> **Passage to read**
_ _ _ _
The conference so far has exceeded expectations. As we enter into Day Two, I thought I'd share some of my notes from the first day's sessions. If others have more to add, please comment on this post. (You can still catch today's sessions via live webcast at http://www.beyond-gdp.eu/ )

The day began with a technical workshop. I was setting up our display booth, so I could not attend, but it was summarized as follows: About 120 people examined the utility of the GDP as a measure of progress, and reached these conclusions, as reported by Anders Wijkman, MEP, Environment, Public Health and Food Safety Committee:

  • GDP is an insufficient measure of progress. The group examined the possibilities of using composite measures or integrated measures. They didn't choose one approach over the other, but wanted to ensure that whatever plan they reached allowed for parallel efforts to develop better indicators, and also allowed for specific indicators to address specific problems -- for some problems, the more precise the indicator, the better.
  • How to define well-being differs from country to country. For example, in Rio de Janeiro security may be a critical measure of well-being, while it may not be such an issue in Stockholm. The group would perhaps be better served with several parallel definitions describing a basic set of assets that are indispensable.
  • Efforts to "decouple" economic growth from resource use aren't helpful -- we need efficiency gains (in several orders of magnitude) but resource use and economic gain are tied together.
  • We have lots of data. Economic data is currently produced monthly or quarterly; environmental data may have a 2-year lag time. Certain areas need more or better data. These include ecosystem accounting, ecosystem services, natural capital degradation, interlinkages, and more. Care should be taken to merge the Lisbon strategy, sustainability strategies, and climate action strategies into one strategy. We also need to increase information to consumers to help spark change. We need more information about living conditions at the parcel level, about the trade-off between work and leisure time, and to better understand human capital and investments in education. We also need to understand taxation systems, which are based on increasing revenue growth.
_ _ _ _
> **Material shown**
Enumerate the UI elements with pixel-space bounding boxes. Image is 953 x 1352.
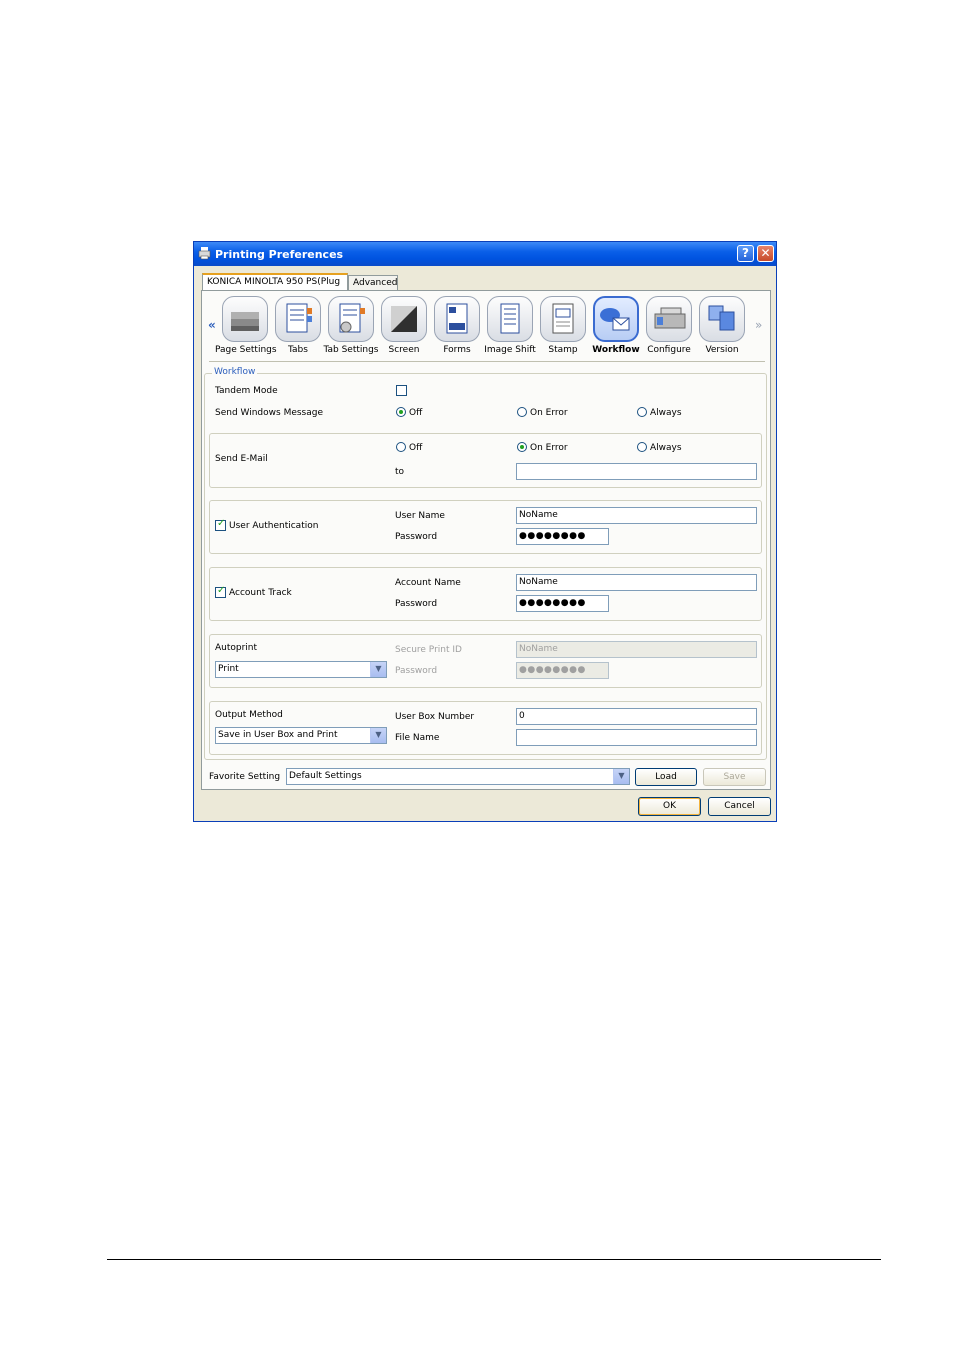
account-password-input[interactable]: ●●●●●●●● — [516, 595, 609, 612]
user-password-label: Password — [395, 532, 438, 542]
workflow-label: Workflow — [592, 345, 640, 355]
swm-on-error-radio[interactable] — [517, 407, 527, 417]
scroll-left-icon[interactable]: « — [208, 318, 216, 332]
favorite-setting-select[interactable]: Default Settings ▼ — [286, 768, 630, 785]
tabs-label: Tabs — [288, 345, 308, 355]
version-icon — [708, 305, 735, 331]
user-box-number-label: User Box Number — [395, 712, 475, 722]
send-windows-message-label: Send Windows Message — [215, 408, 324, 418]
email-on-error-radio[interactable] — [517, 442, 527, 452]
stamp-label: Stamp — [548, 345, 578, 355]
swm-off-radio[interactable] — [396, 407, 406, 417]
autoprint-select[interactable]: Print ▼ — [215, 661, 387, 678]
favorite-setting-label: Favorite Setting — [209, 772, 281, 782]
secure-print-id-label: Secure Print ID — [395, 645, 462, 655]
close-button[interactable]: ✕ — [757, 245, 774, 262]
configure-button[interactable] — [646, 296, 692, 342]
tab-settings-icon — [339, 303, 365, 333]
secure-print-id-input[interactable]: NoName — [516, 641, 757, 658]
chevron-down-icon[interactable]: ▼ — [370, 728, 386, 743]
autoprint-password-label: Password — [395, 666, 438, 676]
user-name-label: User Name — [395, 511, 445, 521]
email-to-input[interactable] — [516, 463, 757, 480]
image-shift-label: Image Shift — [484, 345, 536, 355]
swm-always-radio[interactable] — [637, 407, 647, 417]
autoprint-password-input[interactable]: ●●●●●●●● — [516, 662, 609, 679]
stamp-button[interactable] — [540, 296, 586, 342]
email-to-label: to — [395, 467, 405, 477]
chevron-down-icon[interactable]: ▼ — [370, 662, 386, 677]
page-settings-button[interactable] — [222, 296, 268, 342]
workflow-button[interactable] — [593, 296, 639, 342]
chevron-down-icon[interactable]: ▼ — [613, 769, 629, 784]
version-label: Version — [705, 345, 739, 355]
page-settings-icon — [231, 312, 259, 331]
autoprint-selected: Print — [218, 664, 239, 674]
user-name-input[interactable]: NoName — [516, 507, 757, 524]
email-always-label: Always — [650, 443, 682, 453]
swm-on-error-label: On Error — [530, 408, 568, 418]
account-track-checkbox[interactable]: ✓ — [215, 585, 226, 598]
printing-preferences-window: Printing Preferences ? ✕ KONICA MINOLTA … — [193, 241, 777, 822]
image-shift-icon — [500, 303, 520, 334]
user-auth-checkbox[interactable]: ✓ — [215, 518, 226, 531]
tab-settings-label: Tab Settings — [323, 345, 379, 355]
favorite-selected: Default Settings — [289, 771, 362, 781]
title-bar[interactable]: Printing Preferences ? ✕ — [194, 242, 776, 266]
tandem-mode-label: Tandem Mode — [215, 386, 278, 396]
_ _ _ _
> **Set of tasks**
a - According to the conference notes, how often is economic data currently produced?
b - Write what comes next in the conference notes, picking up right after their last sentence.

> **Responses to the tasks**
a - Monthly or quarterly.

b -
  • Science and education are not optimized. We need better information to the public and to policymakers. It needs to be easily understood, and travel both from the top down and the bottom up.
  • We are in a real hurry. Externalities overwhelm us.

The opening session began with remarks from José Manuel Barroso, President of the European Commission. His theme was that global governance needs new data and new analytic tools. GDP alone is insufficient for the policymaking of the 21st century.

Joaquín Almunia, Commissioner for Economic and Monetary Affairs, said that statistics are indispensable. The GDP measure was developed out of the Great Depression in the 1930s and is now the foremost measure of economic activity. Developing something new will be difficult. Because composite indicators require weighted values, they are not seen as objective or transparent. He prefers a system of environmental accounts like the European system of national accounting. The new challenges of this century require a new statistical instrument.

Rui Baleiras, Secretary of State for Regional Development, Portugal, EU Presidency, said we need consensus on sustainable/social welfare concepts in order to develop the tools to measure them. New tools have a double role: (1) to help the decision-making process, and (2) to help government and the people understand the new challenges we face. Progress, in a new paradigm, should include economic prosperity, social cohesion, and environmental sustainability. It is more important to have a picture of the overall forest than the individual trees. It is too difficult to have too many indicators all moving in different directions. We should restrict our efforts here to developing a few, high-level indicators. We need to think of the work as a cycle: (1) define progress, based on research; (2) develop progress measures; (3) produce and present indicators of progress; and then cycle back to (1) continue clarifying our definition of progress based on research with the policy makers.

More on the next post .....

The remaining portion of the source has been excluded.